Objective ::
Find each line with the word "JSON" and state how many there are, nothing more.

Dataset entries:
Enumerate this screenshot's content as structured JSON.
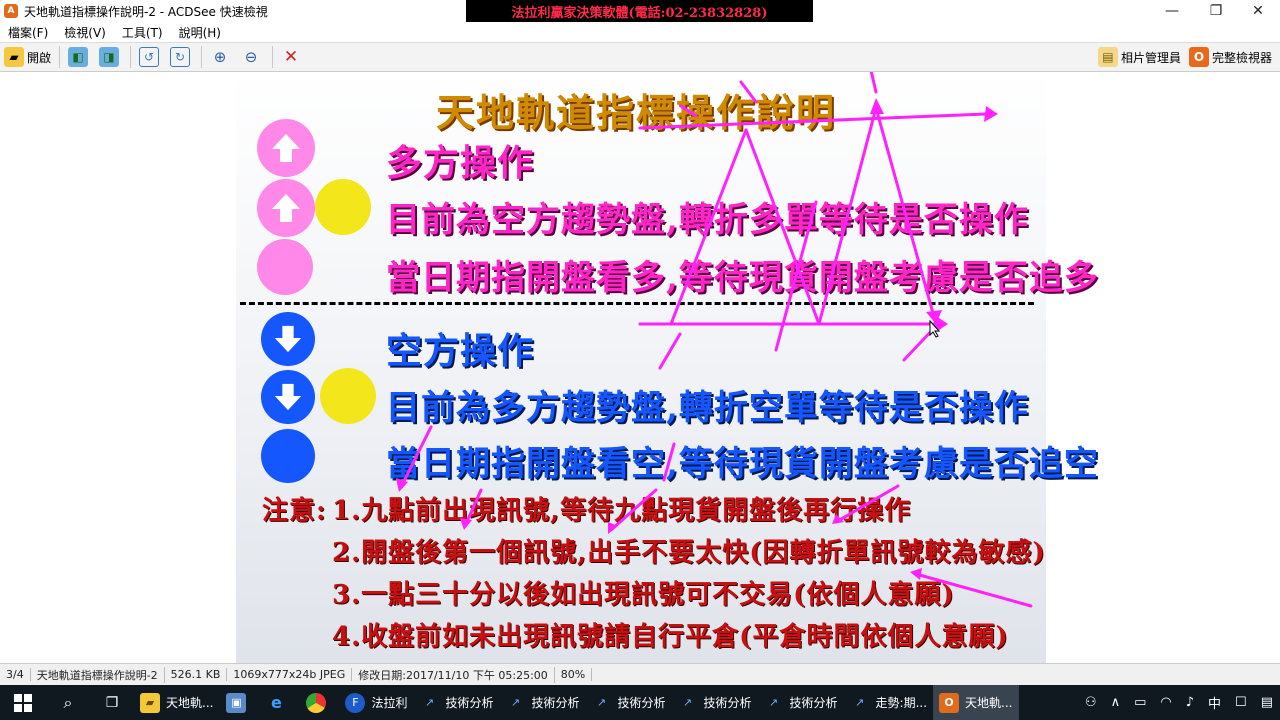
{
  "window": {
    "title": "天地軌道指標操作說明-2 - ACDSee 快速檢視",
    "banner": "法拉利贏家決策軟體(電話:02-23832828)"
  },
  "menu": [
    "檔案(F)",
    "檢視(V)",
    "工具(T)",
    "說明(H)"
  ],
  "toolbar": {
    "open_label": "開啟",
    "photo_manager_label": "相片管理員",
    "full_viewer_label": "完整檢視器"
  },
  "slide": {
    "title": "天地軌道指標操作說明",
    "long_heading": "多方操作",
    "long_line1": "目前為空方趨勢盤,轉折多單等待是否操作",
    "long_line2": "當日期指開盤看多,等待現貨開盤考慮是否追多",
    "short_heading": "空方操作",
    "short_line1": "目前為多方趨勢盤,轉折空單等待是否操作",
    "short_line2": "當日期指開盤看空,等待現貨開盤考慮是否追空",
    "note_label": "注意:",
    "notes": [
      "1.九點前出現訊號,等待九點現貨開盤後再行操作",
      "2.開盤後第一個訊號,出手不要太快(因轉折單訊號較為敏感)",
      "3.一點三十分以後如出現訊號可不交易(依個人意願)",
      "4.收盤前如未出現訊號請自行平倉(平倉時間依個人意願)"
    ]
  },
  "status": {
    "index": "3/4",
    "filename": "天地軌道指標操作說明-2",
    "size": "526.1 KB",
    "dims": "1069x777x24b JPEG",
    "modified": "修改日期:2017/11/10 下午 05:25:00",
    "zoom": "80%"
  },
  "taskbar": {
    "items": [
      "天地軌...",
      "法拉利",
      "技術分析",
      "技術分析",
      "技術分析",
      "技術分析",
      "技術分析",
      "走勢:期...",
      "天地軌..."
    ],
    "tray_ime": "中"
  },
  "colors": {
    "pink": "#ff26c8",
    "blue": "#1457ff",
    "yellow": "#f3e61b",
    "annotation": "#ff22ff"
  }
}
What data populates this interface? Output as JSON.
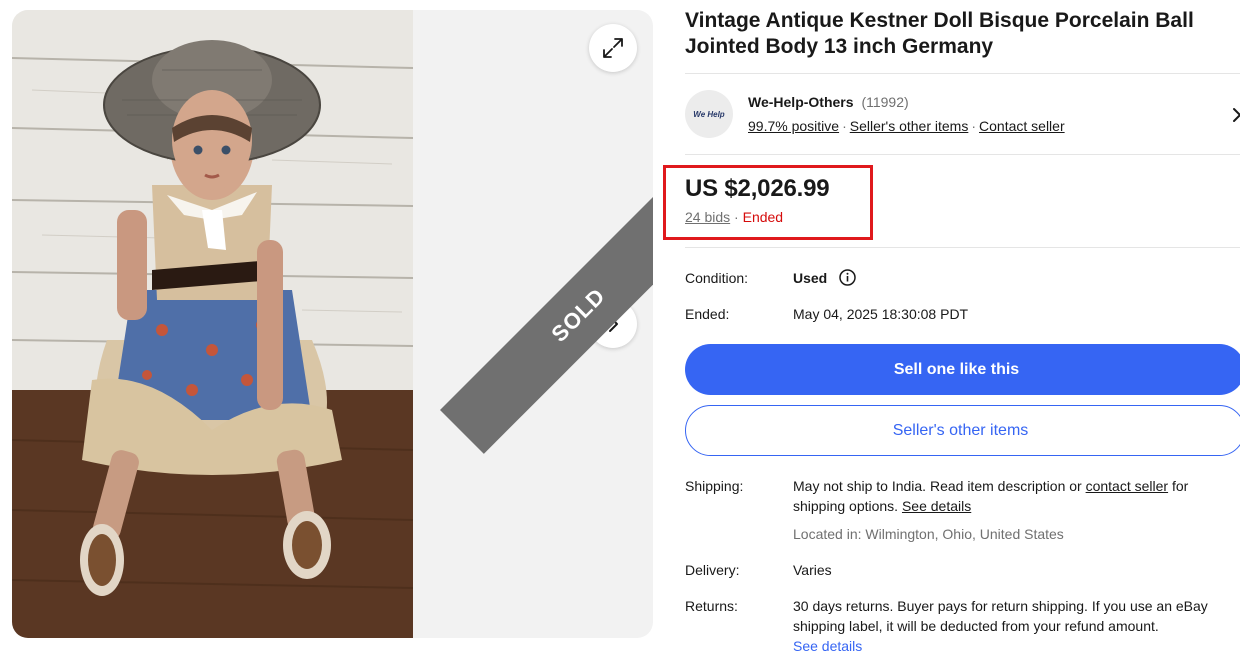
{
  "listing": {
    "title": "Vintage Antique Kestner Doll Bisque Porcelain Ball Jointed Body 13 inch Germany",
    "sold_banner": "SOLD"
  },
  "seller": {
    "logo_text": "We Help",
    "name": "We-Help-Others",
    "feedback_count": "(11992)",
    "positive": "99.7% positive",
    "other_items": "Seller's other items",
    "contact": "Contact seller"
  },
  "price": {
    "amount": "US $2,026.99",
    "bids": "24 bids",
    "separator": "·",
    "status": "Ended"
  },
  "details": {
    "condition_label": "Condition:",
    "condition_value": "Used",
    "ended_label": "Ended:",
    "ended_value": "May 04, 2025 18:30:08 PDT"
  },
  "buttons": {
    "primary": "Sell one like this",
    "secondary": "Seller's other items"
  },
  "shipping": {
    "label": "Shipping:",
    "text1": "May not ship to India. Read item description or",
    "contact_link": "contact seller",
    "text2": "for",
    "text3": "shipping options.",
    "see_details": "See details",
    "location": "Located in: Wilmington, Ohio, United States"
  },
  "delivery": {
    "label": "Delivery:",
    "value": "Varies"
  },
  "returns": {
    "label": "Returns:",
    "text": "30 days returns. Buyer pays for return shipping. If you use an eBay shipping label, it will be deducted from your refund amount.",
    "see_details": "See details"
  },
  "colors": {
    "accent": "#3665f3",
    "ended": "#d50b0b",
    "highlight_box": "#e0191d",
    "sold_ribbon": "#707070"
  },
  "icons": [
    "expand-icon",
    "chevron-right-icon",
    "info-icon"
  ]
}
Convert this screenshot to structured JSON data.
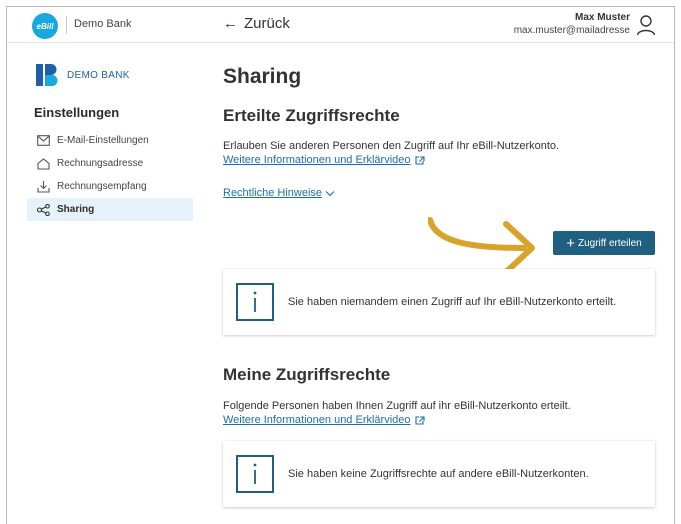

Response ::
3